[EXERCISE AIM]
Repeat every record exactly, but keep images out of the copy.

[INPUT DATA]
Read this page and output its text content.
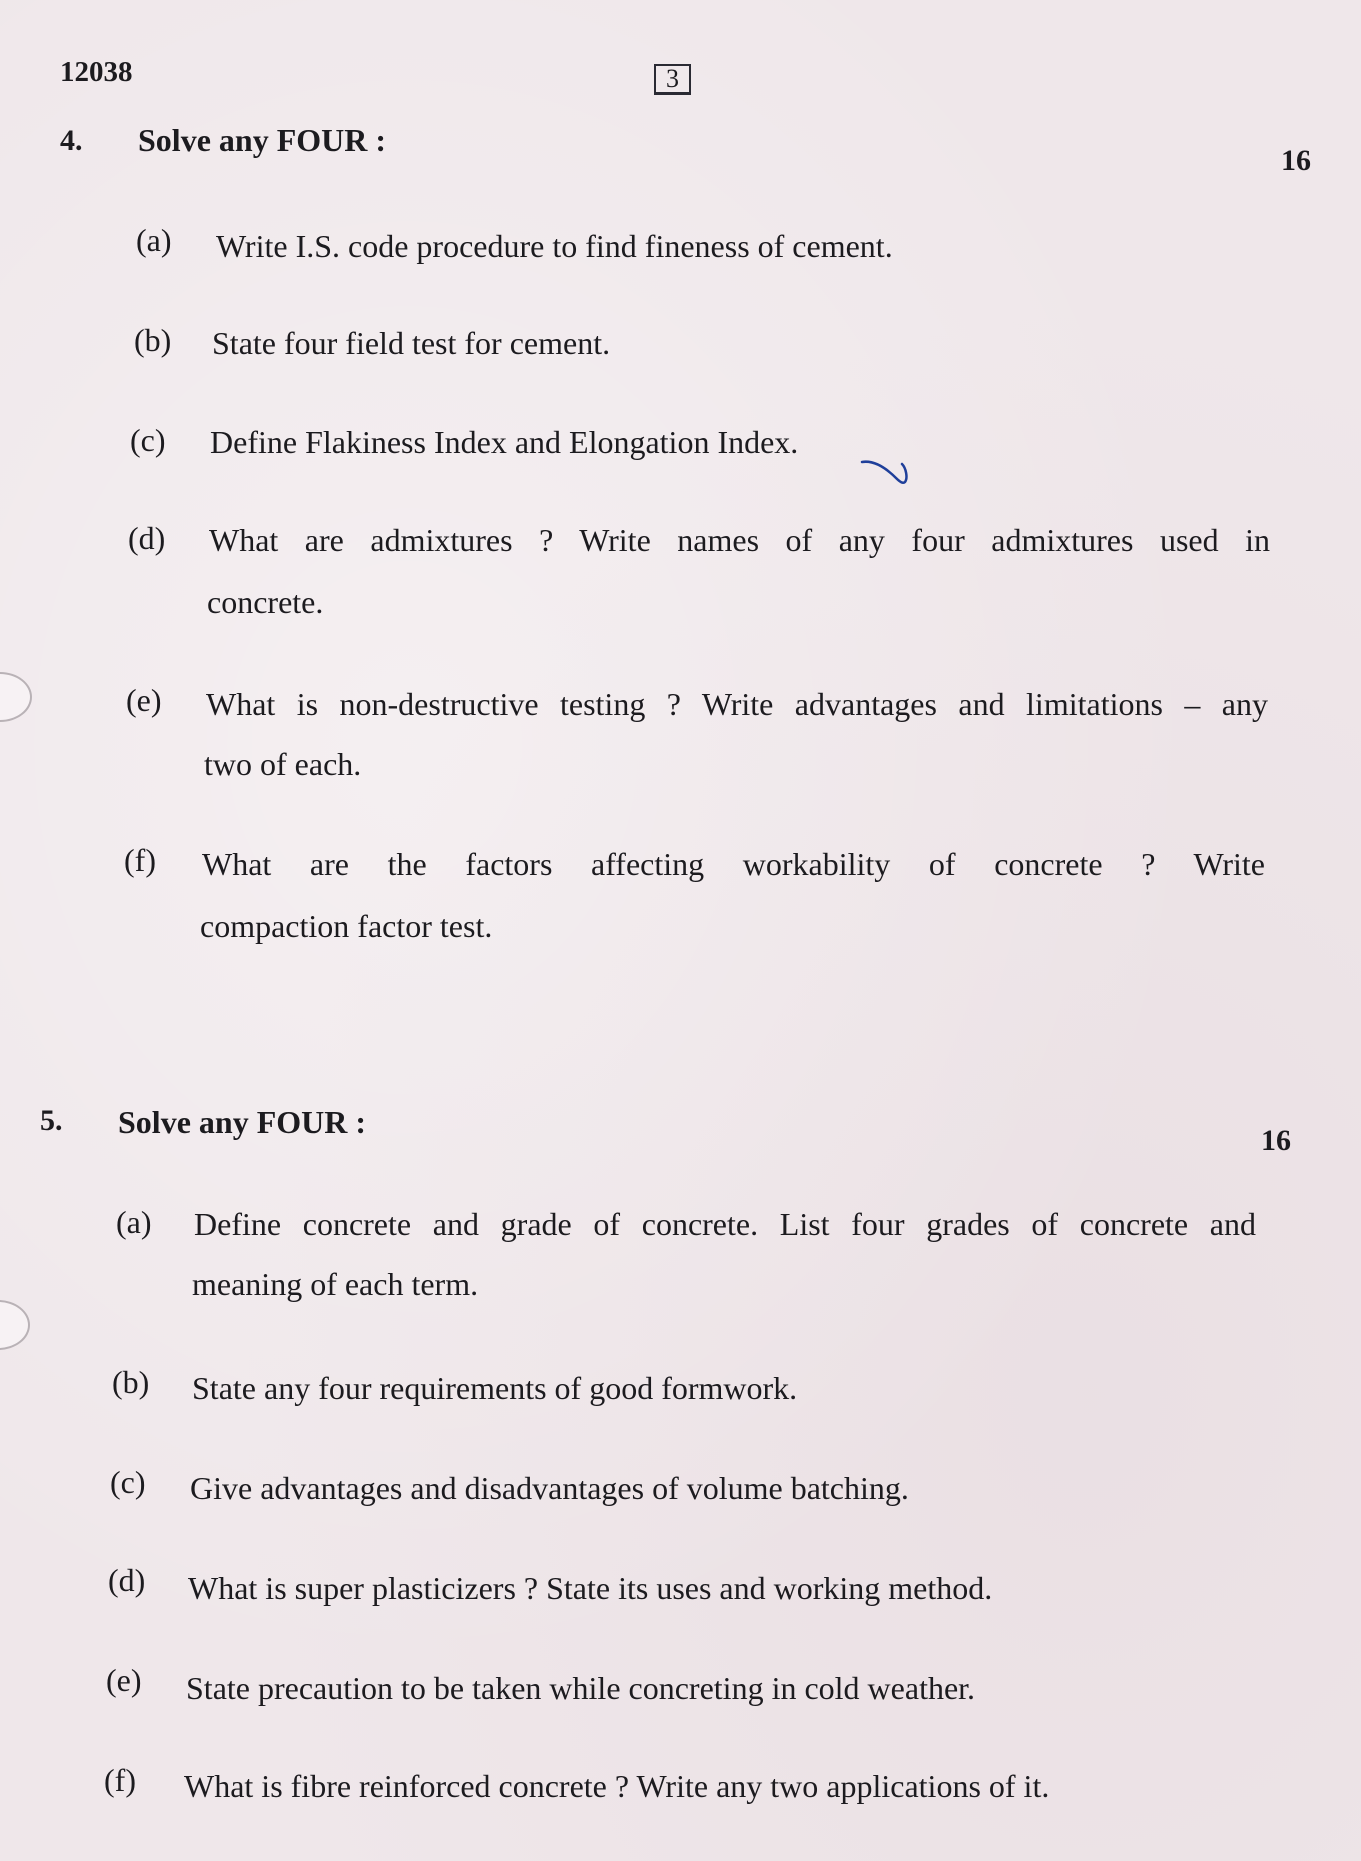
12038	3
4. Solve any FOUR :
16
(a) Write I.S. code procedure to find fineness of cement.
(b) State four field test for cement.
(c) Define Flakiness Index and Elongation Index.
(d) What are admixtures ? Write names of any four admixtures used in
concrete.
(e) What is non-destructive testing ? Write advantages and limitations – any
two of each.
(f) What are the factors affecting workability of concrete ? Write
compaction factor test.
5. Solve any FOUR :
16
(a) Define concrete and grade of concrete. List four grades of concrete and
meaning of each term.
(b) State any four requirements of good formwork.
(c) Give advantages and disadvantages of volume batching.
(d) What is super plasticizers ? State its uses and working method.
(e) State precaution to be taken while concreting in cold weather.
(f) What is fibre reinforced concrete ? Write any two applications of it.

[ANSWER TO THE EXERCISE]
Read this page and output its text content.
12038	3
4. Solve any FOUR :
16
(a) Write I.S. code procedure to find fineness of cement.
(b) State four field test for cement.
(c) Define Flakiness Index and Elongation Index.
(d) What are admixtures ? Write names of any four admixtures used in
concrete.
(e) What is non-destructive testing ? Write advantages and limitations – any
two of each.
(f) What are the factors affecting workability of concrete ? Write
compaction factor test.
5. Solve any FOUR :
16
(a) Define concrete and grade of concrete. List four grades of concrete and
meaning of each term.
(b) State any four requirements of good formwork.
(c) Give advantages and disadvantages of volume batching.
(d) What is super plasticizers ? State its uses and working method.
(e) State precaution to be taken while concreting in cold weather.
(f) What is fibre reinforced concrete ? Write any two applications of it.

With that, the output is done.